◆ **What is expected**
Write the data out again, exactly as given.

==========

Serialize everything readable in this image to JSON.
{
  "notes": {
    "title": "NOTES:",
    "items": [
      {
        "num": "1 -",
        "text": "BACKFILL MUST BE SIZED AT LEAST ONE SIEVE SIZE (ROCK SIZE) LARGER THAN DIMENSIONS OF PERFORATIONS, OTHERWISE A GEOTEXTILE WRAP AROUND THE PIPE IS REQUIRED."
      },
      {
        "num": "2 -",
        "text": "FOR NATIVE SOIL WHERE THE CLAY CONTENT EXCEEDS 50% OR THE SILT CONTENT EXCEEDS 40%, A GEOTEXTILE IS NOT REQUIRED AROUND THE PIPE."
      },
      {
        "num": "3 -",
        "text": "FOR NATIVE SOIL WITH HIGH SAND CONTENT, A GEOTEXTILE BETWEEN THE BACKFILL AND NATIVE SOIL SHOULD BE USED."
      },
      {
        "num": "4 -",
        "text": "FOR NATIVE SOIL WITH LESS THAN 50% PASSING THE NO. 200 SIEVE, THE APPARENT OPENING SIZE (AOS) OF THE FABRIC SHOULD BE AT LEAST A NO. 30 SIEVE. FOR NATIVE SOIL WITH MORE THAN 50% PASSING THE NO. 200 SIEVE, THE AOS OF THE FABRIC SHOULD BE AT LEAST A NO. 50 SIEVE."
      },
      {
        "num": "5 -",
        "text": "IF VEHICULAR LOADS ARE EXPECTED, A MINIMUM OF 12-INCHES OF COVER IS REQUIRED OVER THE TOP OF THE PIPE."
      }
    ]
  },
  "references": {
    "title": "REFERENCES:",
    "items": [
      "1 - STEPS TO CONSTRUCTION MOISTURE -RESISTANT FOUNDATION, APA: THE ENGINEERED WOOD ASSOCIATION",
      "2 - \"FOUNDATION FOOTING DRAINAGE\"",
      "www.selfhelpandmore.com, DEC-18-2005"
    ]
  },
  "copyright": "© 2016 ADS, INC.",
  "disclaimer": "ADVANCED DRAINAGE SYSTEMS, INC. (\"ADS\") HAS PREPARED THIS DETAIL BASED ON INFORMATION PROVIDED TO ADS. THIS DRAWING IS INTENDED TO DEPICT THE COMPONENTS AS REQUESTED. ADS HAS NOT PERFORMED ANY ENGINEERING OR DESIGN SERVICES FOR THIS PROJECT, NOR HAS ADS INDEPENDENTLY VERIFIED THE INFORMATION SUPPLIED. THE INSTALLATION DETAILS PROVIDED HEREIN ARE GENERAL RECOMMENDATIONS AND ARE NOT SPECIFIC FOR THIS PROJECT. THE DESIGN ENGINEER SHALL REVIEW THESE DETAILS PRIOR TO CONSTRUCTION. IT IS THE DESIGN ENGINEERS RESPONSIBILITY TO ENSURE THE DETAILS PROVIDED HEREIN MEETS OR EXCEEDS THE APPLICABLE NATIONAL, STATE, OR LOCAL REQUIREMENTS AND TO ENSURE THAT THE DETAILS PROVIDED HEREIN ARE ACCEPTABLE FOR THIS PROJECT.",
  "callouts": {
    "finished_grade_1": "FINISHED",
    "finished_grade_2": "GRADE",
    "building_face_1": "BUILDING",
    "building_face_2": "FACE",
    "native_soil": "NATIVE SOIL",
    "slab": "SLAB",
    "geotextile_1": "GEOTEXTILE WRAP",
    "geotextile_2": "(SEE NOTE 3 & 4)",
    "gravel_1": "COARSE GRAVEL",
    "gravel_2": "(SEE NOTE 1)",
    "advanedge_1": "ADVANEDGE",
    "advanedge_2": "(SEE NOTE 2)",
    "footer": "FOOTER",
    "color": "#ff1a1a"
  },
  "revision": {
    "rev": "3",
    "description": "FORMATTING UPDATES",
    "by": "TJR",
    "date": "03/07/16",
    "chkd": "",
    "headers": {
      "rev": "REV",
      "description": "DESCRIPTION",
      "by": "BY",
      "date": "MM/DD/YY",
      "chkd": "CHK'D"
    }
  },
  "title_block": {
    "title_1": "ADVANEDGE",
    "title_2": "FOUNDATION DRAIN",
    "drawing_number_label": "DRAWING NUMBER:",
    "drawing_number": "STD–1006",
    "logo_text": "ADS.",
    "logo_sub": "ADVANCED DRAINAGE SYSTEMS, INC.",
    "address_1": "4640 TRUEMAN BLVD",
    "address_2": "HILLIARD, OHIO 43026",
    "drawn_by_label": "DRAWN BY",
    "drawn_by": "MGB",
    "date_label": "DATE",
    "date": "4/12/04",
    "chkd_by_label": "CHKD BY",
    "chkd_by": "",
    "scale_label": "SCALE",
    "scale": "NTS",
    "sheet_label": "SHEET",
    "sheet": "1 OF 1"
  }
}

==========

◆ **Written reply**
Serialize everything readable in this image to JSON.
{
  "notes": {
    "title": "NOTES:",
    "items": [
      {
        "num": "1 -",
        "text": "BACKFILL MUST BE SIZED AT LEAST ONE SIEVE SIZE (ROCK SIZE) LARGER THAN DIMENSIONS OF PERFORATIONS, OTHERWISE A GEOTEXTILE WRAP AROUND THE PIPE IS REQUIRED."
      },
      {
        "num": "2 -",
        "text": "FOR NATIVE SOIL WHERE THE CLAY CONTENT EXCEEDS 50% OR THE SILT CONTENT EXCEEDS 40%, A GEOTEXTILE IS NOT REQUIRED AROUND THE PIPE."
      },
      {
        "num": "3 -",
        "text": "FOR NATIVE SOIL WITH HIGH SAND CONTENT, A GEOTEXTILE BETWEEN THE BACKFILL AND NATIVE SOIL SHOULD BE USED."
      },
      {
        "num": "4 -",
        "text": "FOR NATIVE SOIL WITH LESS THAN 50% PASSING THE NO. 200 SIEVE, THE APPARENT OPENING SIZE (AOS) OF THE FABRIC SHOULD BE AT LEAST A NO. 30 SIEVE. FOR NATIVE SOIL WITH MORE THAN 50% PASSING THE NO. 200 SIEVE, THE AOS OF THE FABRIC SHOULD BE AT LEAST A NO. 50 SIEVE."
      },
      {
        "num": "5 -",
        "text": "IF VEHICULAR LOADS ARE EXPECTED, A MINIMUM OF 12-INCHES OF COVER IS REQUIRED OVER THE TOP OF THE PIPE."
      }
    ]
  },
  "references": {
    "title": "REFERENCES:",
    "items": [
      "1 - STEPS TO CONSTRUCTION MOISTURE -RESISTANT FOUNDATION, APA: THE ENGINEERED WOOD ASSOCIATION",
      "2 - \"FOUNDATION FOOTING DRAINAGE\"",
      "www.selfhelpandmore.com, DEC-18-2005"
    ]
  },
  "copyright": "© 2016 ADS, INC.",
  "disclaimer": "ADVANCED DRAINAGE SYSTEMS, INC. (\"ADS\") HAS PREPARED THIS DETAIL BASED ON INFORMATION PROVIDED TO ADS. THIS DRAWING IS INTENDED TO DEPICT THE COMPONENTS AS REQUESTED. ADS HAS NOT PERFORMED ANY ENGINEERING OR DESIGN SERVICES FOR THIS PROJECT, NOR HAS ADS INDEPENDENTLY VERIFIED THE INFORMATION SUPPLIED. THE INSTALLATION DETAILS PROVIDED HEREIN ARE GENERAL RECOMMENDATIONS AND ARE NOT SPECIFIC FOR THIS PROJECT. THE DESIGN ENGINEER SHALL REVIEW THESE DETAILS PRIOR TO CONSTRUCTION. IT IS THE DESIGN ENGINEERS RESPONSIBILITY TO ENSURE THE DETAILS PROVIDED HEREIN MEETS OR EXCEEDS THE APPLICABLE NATIONAL, STATE, OR LOCAL REQUIREMENTS AND TO ENSURE THAT THE DETAILS PROVIDED HEREIN ARE ACCEPTABLE FOR THIS PROJECT.",
  "callouts": {
    "finished_grade_1": "FINISHED",
    "finished_grade_2": "GRADE",
    "building_face_1": "BUILDING",
    "building_face_2": "FACE",
    "native_soil": "NATIVE SOIL",
    "slab": "SLAB",
    "geotextile_1": "GEOTEXTILE WRAP",
    "geotextile_2": "(SEE NOTE 3 & 4)",
    "gravel_1": "COARSE GRAVEL",
    "gravel_2": "(SEE NOTE 1)",
    "advanedge_1": "ADVANEDGE",
    "advanedge_2": "(SEE NOTE 2)",
    "footer": "FOOTER",
    "color": "#ff1a1a"
  },
  "revision": {
    "rev": "3",
    "description": "FORMATTING UPDATES",
    "by": "TJR",
    "date": "03/07/16",
    "chkd": "",
    "headers": {
      "rev": "REV",
      "description": "DESCRIPTION",
      "by": "BY",
      "date": "MM/DD/YY",
      "chkd": "CHK'D"
    }
  },
  "title_block": {
    "title_1": "ADVANEDGE",
    "title_2": "FOUNDATION DRAIN",
    "drawing_number_label": "DRAWING NUMBER:",
    "drawing_number": "STD–1006",
    "logo_text": "ADS.",
    "logo_sub": "ADVANCED DRAINAGE SYSTEMS, INC.",
    "address_1": "4640 TRUEMAN BLVD",
    "address_2": "HILLIARD, OHIO 43026",
    "drawn_by_label": "DRAWN BY",
    "drawn_by": "MGB",
    "date_label": "DATE",
    "date": "4/12/04",
    "chkd_by_label": "CHKD BY",
    "chkd_by": "",
    "scale_label": "SCALE",
    "scale": "NTS",
    "sheet_label": "SHEET",
    "sheet": "1 OF 1"
  }
}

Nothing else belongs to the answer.